### Material provided ###
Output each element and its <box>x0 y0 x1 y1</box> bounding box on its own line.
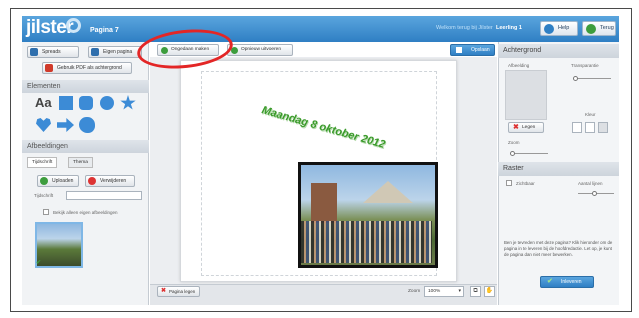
tab-thema[interactable]: Thema <box>68 157 93 168</box>
color-swatch[interactable] <box>572 122 582 133</box>
zoom-select[interactable]: 100% ▾ <box>424 286 464 297</box>
save-label: Opslaan <box>471 47 490 53</box>
church-building <box>311 183 337 223</box>
user-name: Leerling 1 <box>496 25 522 31</box>
elements-title: Elementen <box>22 80 149 93</box>
pavilion-roof <box>363 181 413 203</box>
header-bar: jilster Pagina 7 Welkom terug bij Jilste… <box>22 16 619 42</box>
upload-icon <box>40 177 48 185</box>
group-photo[interactable] <box>298 162 438 268</box>
clear-page-icon: ✖ <box>161 288 167 294</box>
pan-hand-icon[interactable]: ✋ <box>484 286 495 297</box>
square-shape-icon[interactable] <box>59 96 73 110</box>
zoom-value: 100% <box>428 289 441 294</box>
save-button[interactable]: Opslaan <box>450 44 495 56</box>
own-images-checkbox[interactable] <box>43 209 49 215</box>
pdf-icon <box>45 64 53 72</box>
images-title: Afbeeldingen <box>22 140 149 153</box>
chevron-down-icon: ▾ <box>458 288 461 294</box>
thumbnail-check-icon: ✔ <box>36 260 42 266</box>
clear-background-button[interactable]: ✖ Legen <box>508 122 544 133</box>
own-pages-label: Eigen pagina <box>103 49 133 55</box>
delete-images-button[interactable]: Verwijderen <box>85 175 135 187</box>
upload-button[interactable]: Uploaden <box>37 175 79 187</box>
pdf-background-button[interactable]: Gebruik PDF als achtergrond <box>42 62 132 74</box>
text-tool[interactable]: Aa <box>35 95 52 110</box>
back-label: Terug <box>600 25 614 31</box>
color-preview[interactable] <box>598 122 608 133</box>
clear-background-icon: ✖ <box>513 124 519 131</box>
pdf-label: Gebruik PDF als achtergrond <box>57 65 122 71</box>
rounded-square-shape-icon[interactable] <box>79 96 93 110</box>
spreads-label: Spreads <box>42 49 61 55</box>
image-label: Afbeelding <box>508 63 530 68</box>
grid-visible-checkbox[interactable] <box>506 180 512 186</box>
fit-page-icon[interactable]: ⧉ <box>470 286 481 297</box>
magazine-label: Tijdschrift <box>34 193 54 198</box>
grid-lines-slider[interactable] <box>578 191 614 196</box>
eyedropper-icon[interactable] <box>585 122 595 133</box>
back-button[interactable]: Terug <box>582 21 616 36</box>
spreads-button[interactable]: Spreads <box>27 46 79 58</box>
image-thumbnail[interactable] <box>35 222 83 268</box>
blob-shape-icon[interactable] <box>79 117 95 133</box>
save-icon <box>456 47 462 53</box>
grid-title: Raster <box>498 162 619 176</box>
back-icon <box>586 24 596 34</box>
zoom-label: Zoom <box>408 289 421 294</box>
redo-button[interactable]: Opnieuw uitvoeren <box>227 44 293 56</box>
color-label: Kleur <box>585 112 596 117</box>
own-pages-icon <box>91 48 99 56</box>
editor-app: jilster Pagina 7 Welkom terug bij Jilste… <box>0 0 639 318</box>
spreads-icon <box>30 48 38 56</box>
clear-page-button[interactable]: ✖ Pagina legen <box>157 286 201 297</box>
background-image-preview[interactable] <box>505 70 547 120</box>
transparency-label: Transparantie <box>571 63 599 68</box>
own-images-label: Bekijk alleen eigen afbeeldingen <box>53 210 118 215</box>
help-button[interactable]: Help <box>540 21 578 36</box>
checkmark-icon: ✔ <box>547 278 553 285</box>
grid-lines-knob[interactable] <box>592 191 597 196</box>
delete-label: Verwijderen <box>100 178 127 184</box>
delete-icon <box>88 177 96 185</box>
tab-tijdschrift[interactable]: Tijdschrift <box>27 157 58 168</box>
own-pages-button[interactable]: Eigen pagina <box>88 46 142 58</box>
redo-label: Opnieuw uitvoeren <box>241 47 281 52</box>
help-icon <box>544 24 554 34</box>
magazine-select[interactable] <box>66 191 142 200</box>
help-label: Help <box>558 25 570 31</box>
upload-label: Uploaden <box>52 178 74 184</box>
submit-help-text: Ben je tevreden met deze pagina? Klik hi… <box>504 240 613 257</box>
clear-background-label: Legen <box>522 125 536 130</box>
transparency-slider[interactable] <box>573 76 611 81</box>
submit-button[interactable]: ✔ Inleveren <box>540 276 594 288</box>
background-zoom-slider[interactable] <box>510 151 548 156</box>
transparency-knob[interactable] <box>573 76 578 81</box>
page-title: Pagina 7 <box>90 27 119 34</box>
background-zoom-knob[interactable] <box>510 151 515 156</box>
welcome-text: Welkom terug bij Jilster <box>436 25 493 31</box>
circle-shape-icon[interactable] <box>100 96 114 110</box>
grid-lines-label: Aantal lijnen <box>578 181 603 186</box>
logo-circle-icon <box>66 18 81 33</box>
clear-page-label: Pagina legen <box>169 289 196 294</box>
grid-visible-label: Zichtbaar <box>516 181 535 186</box>
zoom-bg-label: Zoom <box>508 140 520 145</box>
submit-label: Inleveren <box>561 279 582 285</box>
background-title: Achtergrond <box>498 44 619 58</box>
group-of-people <box>301 221 432 263</box>
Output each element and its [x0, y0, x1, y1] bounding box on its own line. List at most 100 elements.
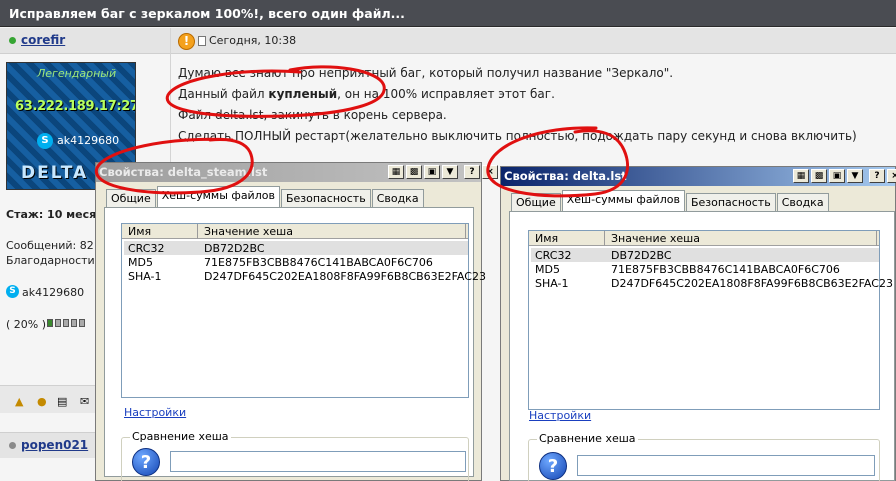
tab-summary[interactable]: Сводка: [371, 189, 424, 207]
messages-label: Сообщений:: [6, 239, 77, 252]
hash-name: CRC32: [128, 242, 165, 255]
post-bold-text: купленый: [268, 87, 338, 101]
settings-link[interactable]: Настройки: [124, 406, 186, 419]
card-icon[interactable]: ▤: [57, 395, 67, 408]
hash-row[interactable]: MD5 71E875FB3CBB8476C141BABCA0F6C706: [531, 262, 879, 276]
hash-value: DB72D2BC: [204, 242, 265, 255]
online-status-icon: [9, 37, 16, 44]
hash-value: D247DF645C202EA1808F8FA99F6B8CB63E2FAC23: [611, 277, 893, 290]
post-line-2: Данный файл купленый, он на 100% исправл…: [178, 87, 555, 101]
close-button[interactable]: ×: [887, 169, 896, 183]
hash-list-header: Имя Значение хеша: [122, 224, 468, 239]
window-tool-icon[interactable]: ▩: [811, 169, 827, 183]
help-button[interactable]: ?: [869, 169, 885, 183]
tab-general[interactable]: Общие: [106, 189, 156, 207]
hash-list-header: Имя Значение хеша: [529, 231, 879, 246]
hash-name: MD5: [128, 256, 153, 269]
window-tool-icon[interactable]: ▼: [847, 169, 863, 183]
hash-row[interactable]: CRC32 DB72D2BC: [531, 248, 879, 262]
post-line-4: Сделать ПОЛНЫЙ рестарт(желательно выключ…: [178, 129, 857, 143]
hash-compare-group: Сравнение хеша ?: [121, 430, 469, 481]
column-hash-value[interactable]: Значение хеша: [198, 224, 466, 239]
hash-compare-input[interactable]: [170, 451, 466, 472]
hash-name: MD5: [535, 263, 560, 276]
hash-row[interactable]: MD5 71E875FB3CBB8476C141BABCA0F6C706: [124, 255, 468, 269]
window-tool-icon[interactable]: ▦: [388, 165, 404, 179]
hash-value: 71E875FB3CBB8476C141BABCA0F6C706: [204, 256, 433, 269]
dialog-titlebar[interactable]: Свойства: delta_steam.lst ▦ ▩ ▣ ▼ ? ×: [96, 163, 498, 182]
rep-cell: [55, 319, 61, 327]
window-tool-icon[interactable]: ▦: [793, 169, 809, 183]
column-name[interactable]: Имя: [529, 231, 605, 246]
user-reputation: ( 20% ): [6, 318, 47, 331]
tab-security[interactable]: Безопасность: [280, 189, 371, 207]
tab-summary[interactable]: Сводка: [776, 193, 829, 211]
titlebar-buttons: ▦ ▩ ▣ ▼ ? ×: [388, 165, 498, 179]
hash-value: D247DF645C202EA1808F8FA99F6B8CB63E2FAC23: [204, 270, 486, 283]
titlebar-buttons: ▦ ▩ ▣ ▼ ? ×: [793, 169, 896, 183]
question-icon: ?: [132, 448, 160, 476]
column-name[interactable]: Имя: [122, 224, 198, 239]
user-skype[interactable]: ak4129680: [22, 286, 84, 299]
close-button[interactable]: ×: [482, 165, 498, 179]
column-hash-value[interactable]: Значение хеша: [605, 231, 877, 246]
tab-file-hashes[interactable]: Хеш-суммы файлов: [156, 186, 280, 207]
window-tool-icon[interactable]: ▣: [829, 169, 845, 183]
hash-compare-input[interactable]: [577, 455, 875, 476]
window-tool-icon[interactable]: ▣: [424, 165, 440, 179]
properties-dialog-steam[interactable]: Свойства: delta_steam.lst ▦ ▩ ▣ ▼ ? × Об…: [95, 162, 498, 481]
thread-title: Исправляем баг с зеркалом 100%!, всего о…: [0, 0, 896, 27]
dialog-titlebar[interactable]: Свойства: delta.lst ▦ ▩ ▣ ▼ ? ×: [501, 167, 896, 186]
reputation-bar: [47, 319, 85, 327]
document-icon: [198, 36, 206, 46]
hash-row[interactable]: SHA-1 D247DF645C202EA1808F8FA99F6B8CB63E…: [124, 269, 486, 283]
tab-general[interactable]: Общие: [511, 193, 561, 211]
hash-list[interactable]: Имя Значение хеша CRC32 DB72D2BC MD5 71E…: [121, 223, 486, 398]
hash-row[interactable]: CRC32 DB72D2BC: [124, 241, 468, 255]
hash-name: SHA-1: [535, 277, 569, 290]
hash-compare-label: Сравнение хеша: [130, 430, 231, 443]
post-time: Сегодня, 10:38: [209, 34, 297, 47]
dialog-title: Свойства: delta.lst: [504, 169, 627, 183]
post-line-1: Думаю все знают про неприятный баг, кото…: [178, 66, 674, 80]
messages-count: 82: [79, 239, 94, 252]
properties-dialog-delta[interactable]: Свойства: delta.lst ▦ ▩ ▣ ▼ ? × Общие Хе…: [500, 166, 896, 481]
question-icon: ?: [539, 452, 567, 480]
post-text: Данный файл: [178, 87, 265, 101]
avatar-skype-name: ak4129680: [57, 134, 120, 147]
hash-list[interactable]: Имя Значение хеша CRC32 DB72D2BC MD5 71E…: [528, 230, 893, 410]
post-line-3: Файл delta.lst, закинуть в корень сервер…: [178, 108, 447, 122]
post-author-link[interactable]: corefir: [21, 33, 65, 47]
tab-file-hashes[interactable]: Хеш-суммы файлов: [561, 190, 685, 211]
warning-small-icon[interactable]: ●: [37, 395, 47, 408]
user-messages: Сообщений: 82: [6, 239, 94, 252]
window-tool-icon[interactable]: ▩: [406, 165, 422, 179]
pm-icon[interactable]: ✉: [80, 395, 89, 408]
help-button[interactable]: ?: [464, 165, 480, 179]
hash-name: SHA-1: [128, 270, 162, 283]
tab-panel: Имя Значение хеша CRC32 DB72D2BC MD5 71E…: [509, 211, 895, 481]
avatar-brand-text: DELTA: [21, 163, 89, 183]
rep-cell: [47, 319, 53, 327]
dialog-title: Свойства: delta_steam.lst: [99, 165, 268, 179]
hash-compare-label: Сравнение хеша: [537, 432, 638, 445]
window-tool-icon[interactable]: ▼: [442, 165, 458, 179]
avatar-server-ip: 63.222.189.17:27160: [15, 99, 135, 114]
hash-value: 71E875FB3CBB8476C141BABCA0F6C706: [611, 263, 840, 276]
warning-icon[interactable]: !: [178, 33, 195, 50]
hash-value: DB72D2BC: [611, 249, 672, 262]
skype-status-icon[interactable]: S: [6, 285, 19, 298]
offline-status-icon: [9, 442, 16, 449]
tab-security[interactable]: Безопасность: [685, 193, 776, 211]
thanks-label: Благодарности:: [6, 254, 99, 267]
hash-row[interactable]: SHA-1 D247DF645C202EA1808F8FA99F6B8CB63E…: [531, 276, 893, 290]
rep-cell: [71, 319, 77, 327]
avatar-rank-text: Легендарный: [37, 67, 117, 80]
next-post-author-link[interactable]: popen021: [21, 438, 88, 452]
settings-link[interactable]: Настройки: [529, 409, 591, 422]
post-text: , он на 100% исправляет этот баг.: [337, 87, 555, 101]
rate-icon[interactable]: ▲: [15, 395, 23, 408]
post-header: corefir ! Сегодня, 10:38: [0, 28, 896, 54]
skype-icon: S: [37, 133, 53, 149]
rep-cell: [79, 319, 85, 327]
###
● **Exercise brief**:
Edit the material from the line containing "tab-thema[interactable]: Thema <box>68" down to the line containing "upload-icon <box>40 177 48 185</box>". Replace "church-building" with "chapel-building" and leave everything else unchanged.

● **Response to this exercise**:
tab-thema[interactable]: Thema <box>68 157 93 168</box>
color-swatch[interactable] <box>572 122 582 133</box>
zoom-select[interactable]: 100% ▾ <box>424 286 464 297</box>
save-label: Opslaan <box>471 47 490 53</box>
chapel-building <box>311 183 337 223</box>
user-name: Leerling 1 <box>496 25 522 31</box>
elements-title: Elementen <box>22 80 149 93</box>
pavilion-roof <box>363 181 413 203</box>
header-bar: jilster Pagina 7 Welkom terug bij Jilste… <box>22 16 619 42</box>
upload-icon <box>40 177 48 185</box>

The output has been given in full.